-- START Input records --

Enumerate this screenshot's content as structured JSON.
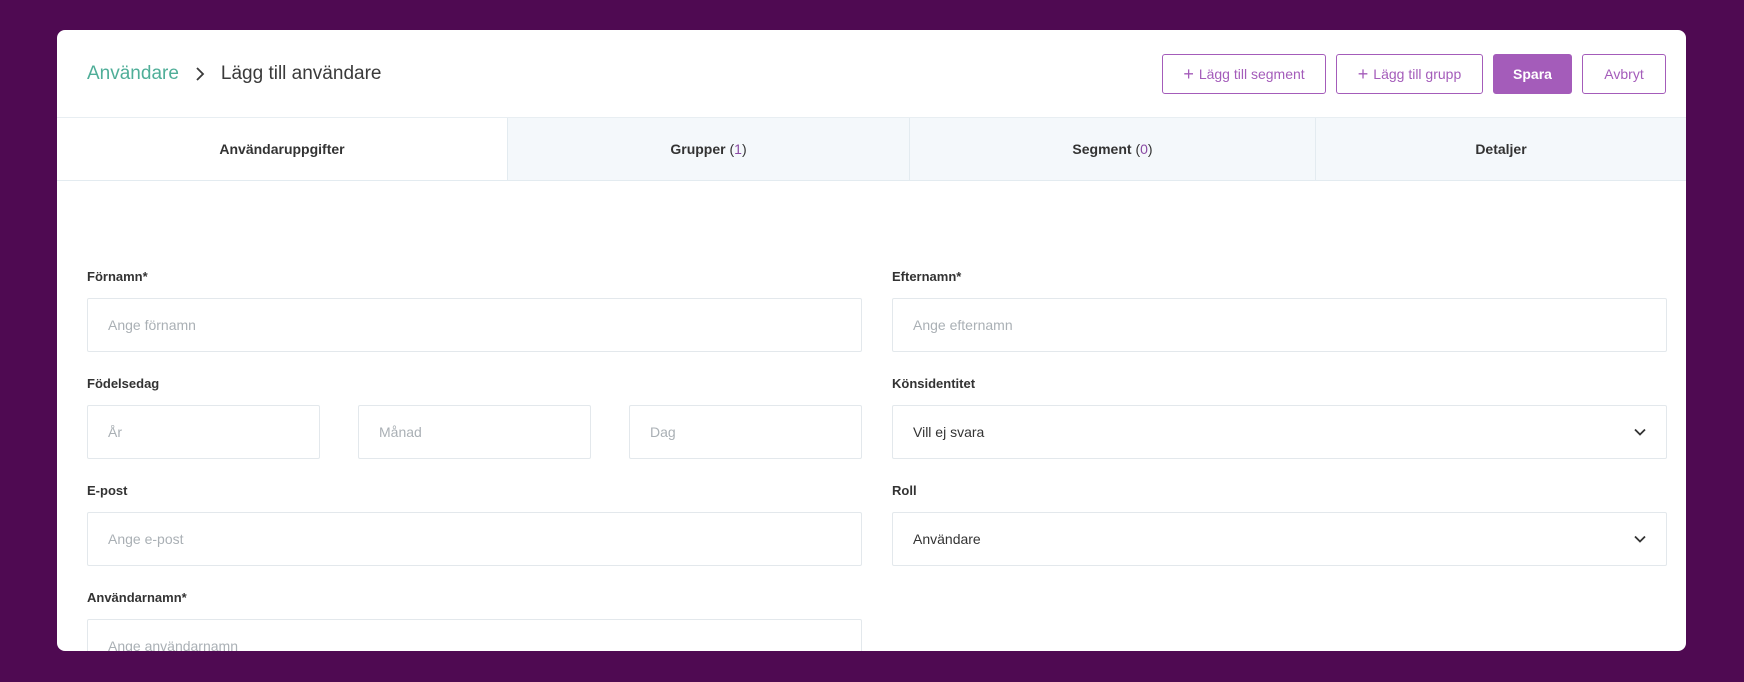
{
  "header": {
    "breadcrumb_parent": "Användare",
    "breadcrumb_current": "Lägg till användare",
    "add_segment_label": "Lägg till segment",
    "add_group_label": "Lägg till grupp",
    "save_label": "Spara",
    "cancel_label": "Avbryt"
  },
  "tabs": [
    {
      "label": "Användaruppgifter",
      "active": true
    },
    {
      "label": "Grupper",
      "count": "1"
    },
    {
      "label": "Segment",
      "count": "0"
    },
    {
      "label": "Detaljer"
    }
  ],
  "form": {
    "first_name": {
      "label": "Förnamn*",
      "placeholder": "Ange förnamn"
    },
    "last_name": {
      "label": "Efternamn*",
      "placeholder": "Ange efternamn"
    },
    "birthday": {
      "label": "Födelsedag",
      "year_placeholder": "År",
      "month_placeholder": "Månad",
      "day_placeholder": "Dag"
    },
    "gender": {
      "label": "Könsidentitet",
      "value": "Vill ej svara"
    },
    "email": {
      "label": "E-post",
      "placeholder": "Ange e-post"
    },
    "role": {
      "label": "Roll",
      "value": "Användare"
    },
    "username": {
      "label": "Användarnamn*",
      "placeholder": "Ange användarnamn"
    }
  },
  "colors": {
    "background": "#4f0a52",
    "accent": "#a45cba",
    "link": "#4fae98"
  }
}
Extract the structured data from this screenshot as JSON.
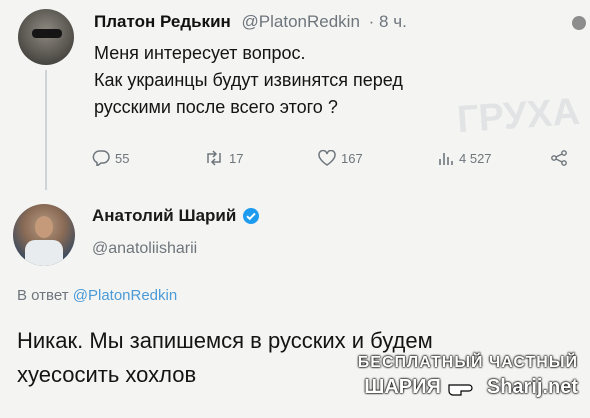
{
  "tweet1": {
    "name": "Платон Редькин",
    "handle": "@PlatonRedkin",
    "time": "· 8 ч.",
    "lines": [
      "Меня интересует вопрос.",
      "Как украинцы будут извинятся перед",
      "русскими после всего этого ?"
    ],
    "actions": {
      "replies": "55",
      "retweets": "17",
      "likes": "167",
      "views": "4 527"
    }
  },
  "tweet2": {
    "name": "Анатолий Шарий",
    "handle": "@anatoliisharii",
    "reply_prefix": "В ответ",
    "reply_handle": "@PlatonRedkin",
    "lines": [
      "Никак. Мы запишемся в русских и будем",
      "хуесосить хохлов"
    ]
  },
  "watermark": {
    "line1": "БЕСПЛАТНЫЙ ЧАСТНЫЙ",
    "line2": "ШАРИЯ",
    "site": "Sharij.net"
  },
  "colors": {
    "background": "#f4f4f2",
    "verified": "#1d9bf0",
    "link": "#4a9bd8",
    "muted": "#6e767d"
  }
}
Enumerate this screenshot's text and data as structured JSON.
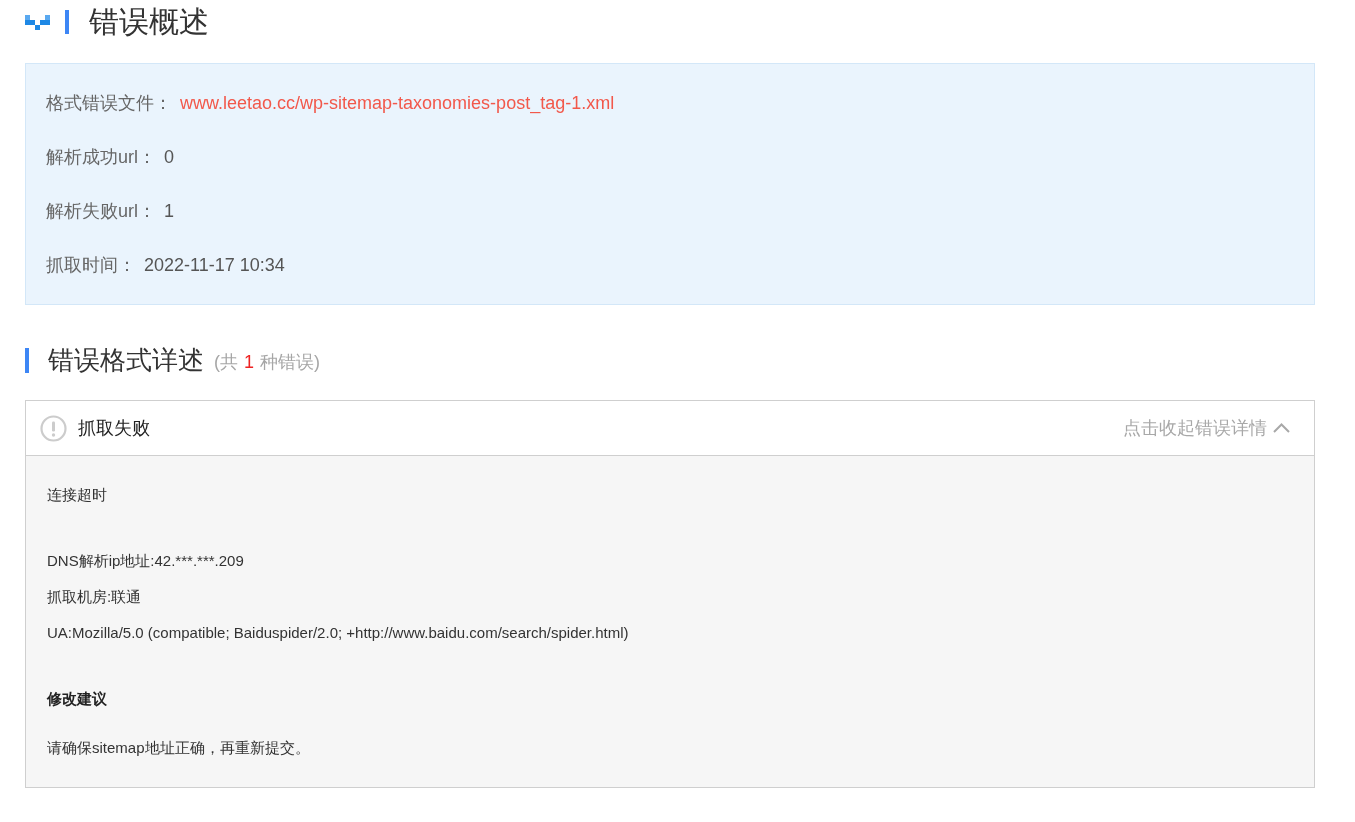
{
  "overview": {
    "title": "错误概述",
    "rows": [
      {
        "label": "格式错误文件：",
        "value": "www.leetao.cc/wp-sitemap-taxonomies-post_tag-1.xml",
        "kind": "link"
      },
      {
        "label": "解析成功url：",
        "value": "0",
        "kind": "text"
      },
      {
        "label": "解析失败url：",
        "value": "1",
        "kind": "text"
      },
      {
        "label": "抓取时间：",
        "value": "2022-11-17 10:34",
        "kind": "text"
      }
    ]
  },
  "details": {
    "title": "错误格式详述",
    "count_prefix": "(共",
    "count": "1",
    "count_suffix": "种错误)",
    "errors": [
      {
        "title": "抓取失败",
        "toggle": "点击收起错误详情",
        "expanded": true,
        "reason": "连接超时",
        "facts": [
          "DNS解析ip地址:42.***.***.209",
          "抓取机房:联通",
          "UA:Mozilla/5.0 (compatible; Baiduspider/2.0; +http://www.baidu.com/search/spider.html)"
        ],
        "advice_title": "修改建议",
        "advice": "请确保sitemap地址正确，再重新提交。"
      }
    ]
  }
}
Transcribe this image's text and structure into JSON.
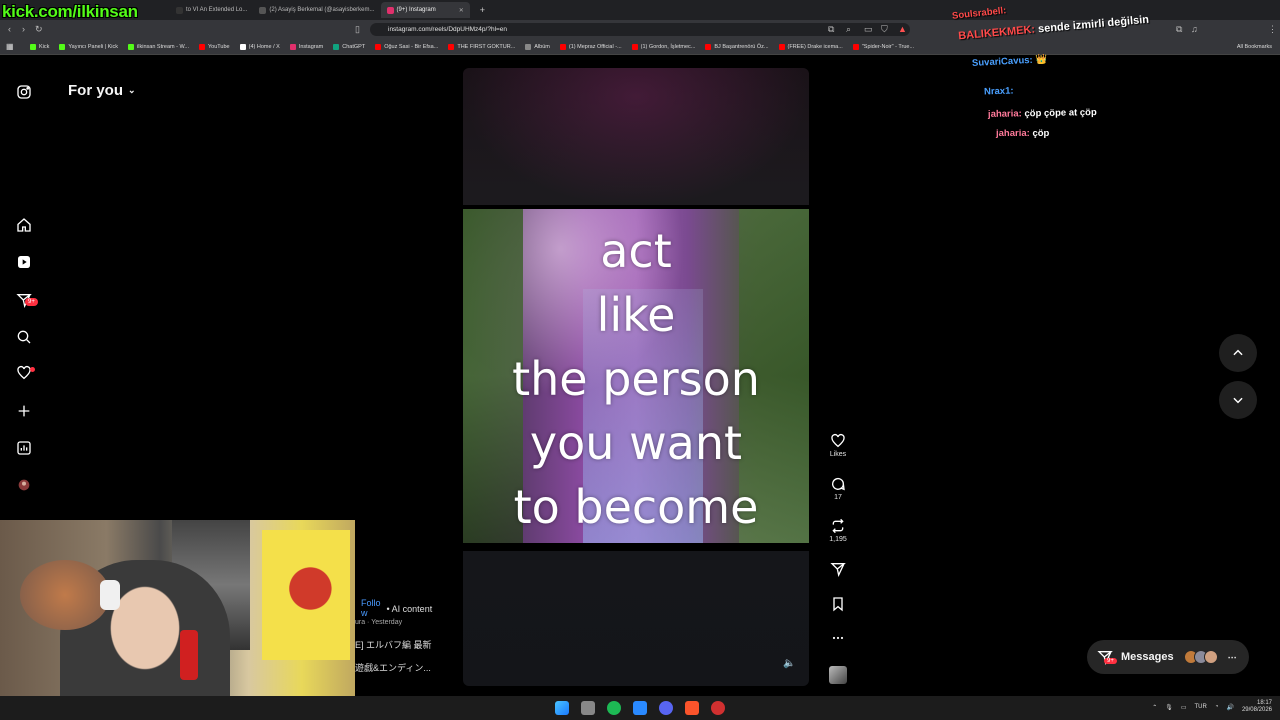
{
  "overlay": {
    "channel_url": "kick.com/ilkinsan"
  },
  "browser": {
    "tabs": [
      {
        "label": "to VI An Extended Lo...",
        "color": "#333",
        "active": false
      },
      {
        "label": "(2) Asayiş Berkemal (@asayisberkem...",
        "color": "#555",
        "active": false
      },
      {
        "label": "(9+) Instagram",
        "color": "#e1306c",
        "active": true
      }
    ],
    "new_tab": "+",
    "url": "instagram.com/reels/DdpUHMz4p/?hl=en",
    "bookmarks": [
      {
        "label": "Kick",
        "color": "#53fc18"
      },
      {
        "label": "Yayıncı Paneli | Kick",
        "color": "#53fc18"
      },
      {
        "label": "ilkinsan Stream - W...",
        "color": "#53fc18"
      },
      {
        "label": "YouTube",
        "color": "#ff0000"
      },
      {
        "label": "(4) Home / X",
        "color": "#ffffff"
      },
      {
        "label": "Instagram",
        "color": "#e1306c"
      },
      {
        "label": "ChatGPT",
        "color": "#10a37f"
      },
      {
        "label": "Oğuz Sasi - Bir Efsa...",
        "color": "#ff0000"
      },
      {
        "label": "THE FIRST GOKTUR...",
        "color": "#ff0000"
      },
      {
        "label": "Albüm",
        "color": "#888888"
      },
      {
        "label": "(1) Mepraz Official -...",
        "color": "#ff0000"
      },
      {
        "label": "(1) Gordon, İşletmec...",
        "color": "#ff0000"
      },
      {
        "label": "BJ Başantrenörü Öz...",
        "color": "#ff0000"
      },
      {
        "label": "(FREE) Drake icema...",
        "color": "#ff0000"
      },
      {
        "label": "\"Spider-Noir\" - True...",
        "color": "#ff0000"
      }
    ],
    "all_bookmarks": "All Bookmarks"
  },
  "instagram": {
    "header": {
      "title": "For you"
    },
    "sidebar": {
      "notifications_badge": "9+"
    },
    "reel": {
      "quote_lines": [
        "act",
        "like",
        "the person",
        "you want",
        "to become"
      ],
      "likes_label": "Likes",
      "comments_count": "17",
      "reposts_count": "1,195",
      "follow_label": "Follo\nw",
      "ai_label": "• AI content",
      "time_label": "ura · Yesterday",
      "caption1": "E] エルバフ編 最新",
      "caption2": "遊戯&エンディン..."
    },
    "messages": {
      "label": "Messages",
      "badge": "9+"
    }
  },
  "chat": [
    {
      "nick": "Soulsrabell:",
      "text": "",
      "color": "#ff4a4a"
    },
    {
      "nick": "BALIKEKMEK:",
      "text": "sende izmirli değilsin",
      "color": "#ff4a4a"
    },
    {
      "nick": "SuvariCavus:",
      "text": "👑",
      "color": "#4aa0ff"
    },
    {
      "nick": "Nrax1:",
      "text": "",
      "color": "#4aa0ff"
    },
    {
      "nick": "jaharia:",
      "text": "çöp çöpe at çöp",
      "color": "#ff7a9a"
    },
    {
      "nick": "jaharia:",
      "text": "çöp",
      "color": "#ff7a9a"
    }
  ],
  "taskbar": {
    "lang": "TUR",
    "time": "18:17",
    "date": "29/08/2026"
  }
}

-- END Input records --

* **Task details**
Drop the images and repeat the data exactly.

* **Output for this exercise**
Enumerate this screenshot's content as structured JSON.
{
  "header": {
    "breadcrumb_parent": "Användare",
    "breadcrumb_current": "Lägg till användare",
    "add_segment_label": "Lägg till segment",
    "add_group_label": "Lägg till grupp",
    "save_label": "Spara",
    "cancel_label": "Avbryt"
  },
  "tabs": [
    {
      "label": "Användaruppgifter",
      "active": true
    },
    {
      "label": "Grupper",
      "count": "1"
    },
    {
      "label": "Segment",
      "count": "0"
    },
    {
      "label": "Detaljer"
    }
  ],
  "form": {
    "first_name": {
      "label": "Förnamn*",
      "placeholder": "Ange förnamn"
    },
    "last_name": {
      "label": "Efternamn*",
      "placeholder": "Ange efternamn"
    },
    "birthday": {
      "label": "Födelsedag",
      "year_placeholder": "År",
      "month_placeholder": "Månad",
      "day_placeholder": "Dag"
    },
    "gender": {
      "label": "Könsidentitet",
      "value": "Vill ej svara"
    },
    "email": {
      "label": "E-post",
      "placeholder": "Ange e-post"
    },
    "role": {
      "label": "Roll",
      "value": "Användare"
    },
    "username": {
      "label": "Användarnamn*",
      "placeholder": "Ange användarnamn"
    }
  },
  "colors": {
    "background": "#4f0a52",
    "accent": "#a45cba",
    "link": "#4fae98"
  }
}
Extract the structured data from this screenshot as JSON.
{
  "tweet1": {
    "name": "Платон Редькин",
    "handle": "@PlatonRedkin",
    "time": "· 8 ч.",
    "lines": [
      "Меня интересует вопрос.",
      "Как украинцы будут извинятся перед",
      "русскими после всего этого ?"
    ],
    "actions": {
      "replies": "55",
      "retweets": "17",
      "likes": "167",
      "views": "4 527"
    }
  },
  "tweet2": {
    "name": "Анатолий Шарий",
    "handle": "@anatoliisharii",
    "reply_prefix": "В ответ",
    "reply_handle": "@PlatonRedkin",
    "lines": [
      "Никак. Мы запишемся в русских и будем",
      "хуесосить хохлов"
    ]
  },
  "watermark": {
    "line1": "БЕСПЛАТНЫЙ ЧАСТНЫЙ",
    "line2": "ШАРИЯ",
    "site": "Sharij.net"
  },
  "colors": {
    "background": "#f4f4f2",
    "verified": "#1d9bf0",
    "link": "#4a9bd8",
    "muted": "#6e767d"
  }
}
Enumerate this screenshot's text and data as structured JSON.
{
  "overview": {
    "title": "错误概述",
    "rows": [
      {
        "label": "格式错误文件：",
        "value": "www.leetao.cc/wp-sitemap-taxonomies-post_tag-1.xml",
        "kind": "link"
      },
      {
        "label": "解析成功url：",
        "value": "0",
        "kind": "text"
      },
      {
        "label": "解析失败url：",
        "value": "1",
        "kind": "text"
      },
      {
        "label": "抓取时间：",
        "value": "2022-11-17 10:34",
        "kind": "text"
      }
    ]
  },
  "details": {
    "title": "错误格式详述",
    "count_prefix": "(共",
    "count": "1",
    "count_suffix": "种错误)",
    "errors": [
      {
        "title": "抓取失败",
        "toggle": "点击收起错误详情",
        "expanded": true,
        "reason": "连接超时",
        "facts": [
          "DNS解析ip地址:42.***.***.209",
          "抓取机房:联通",
          "UA:Mozilla/5.0 (compatible; Baiduspider/2.0; +http://www.baidu.com/search/spider.html)"
        ],
        "advice_title": "修改建议",
        "advice": "请确保sitemap地址正确，再重新提交。"
      }
    ]
  }
}
Transcribe this image's text and structure into JSON.
{
  "overlay": {
    "channel_url": "kick.com/ilkinsan"
  },
  "browser": {
    "tabs": [
      {
        "label": "to VI An Extended Lo...",
        "color": "#333",
        "active": false
      },
      {
        "label": "(2) Asayiş Berkemal (@asayisberkem...",
        "color": "#555",
        "active": false
      },
      {
        "label": "(9+) Instagram",
        "color": "#e1306c",
        "active": true
      }
    ],
    "new_tab": "+",
    "url": "instagram.com/reels/DdpUHMz4p/?hl=en",
    "bookmarks": [
      {
        "label": "Kick",
        "color": "#53fc18"
      },
      {
        "label": "Yayıncı Paneli | Kick",
        "color": "#53fc18"
      },
      {
        "label": "ilkinsan Stream - W...",
        "color": "#53fc18"
      },
      {
        "label": "YouTube",
        "color": "#ff0000"
      },
      {
        "label": "(4) Home / X",
        "color": "#ffffff"
      },
      {
        "label": "Instagram",
        "color": "#e1306c"
      },
      {
        "label": "ChatGPT",
        "color": "#10a37f"
      },
      {
        "label": "Oğuz Sasi - Bir Efsa...",
        "color": "#ff0000"
      },
      {
        "label": "THE FIRST GOKTUR...",
        "color": "#ff0000"
      },
      {
        "label": "Albüm",
        "color": "#888888"
      },
      {
        "label": "(1) Mepraz Official -...",
        "color": "#ff0000"
      },
      {
        "label": "(1) Gordon, İşletmec...",
        "color": "#ff0000"
      },
      {
        "label": "BJ Başantrenörü Öz...",
        "color": "#ff0000"
      },
      {
        "label": "(FREE) Drake icema...",
        "color": "#ff0000"
      },
      {
        "label": "\"Spider-Noir\" - True...",
        "color": "#ff0000"
      }
    ],
    "all_bookmarks": "All Bookmarks"
  },
  "instagram": {
    "header": {
      "title": "For you"
    },
    "sidebar": {
      "notifications_badge": "9+"
    },
    "reel": {
      "quote_lines": [
        "act",
        "like",
        "the person",
        "you want",
        "to become"
      ],
      "likes_label": "Likes",
      "comments_count": "17",
      "reposts_count": "1,195",
      "follow_label": "Follo\nw",
      "ai_label": "• AI content",
      "time_label": "ura · Yesterday",
      "caption1": "E] エルバフ編 最新",
      "caption2": "遊戯&エンディン..."
    },
    "messages": {
      "label": "Messages",
      "badge": "9+"
    }
  },
  "chat": [
    {
      "nick": "Soulsrabell:",
      "text": "",
      "color": "#ff4a4a"
    },
    {
      "nick": "BALIKEKMEK:",
      "text": "sende izmirli değilsin",
      "color": "#ff4a4a"
    },
    {
      "nick": "SuvariCavus:",
      "text": "👑",
      "color": "#4aa0ff"
    },
    {
      "nick": "Nrax1:",
      "text": "",
      "color": "#4aa0ff"
    },
    {
      "nick": "jaharia:",
      "text": "çöp çöpe at çöp",
      "color": "#ff7a9a"
    },
    {
      "nick": "jaharia:",
      "text": "çöp",
      "color": "#ff7a9a"
    }
  ],
  "taskbar": {
    "lang": "TUR",
    "time": "18:17",
    "date": "29/08/2026"
  }
}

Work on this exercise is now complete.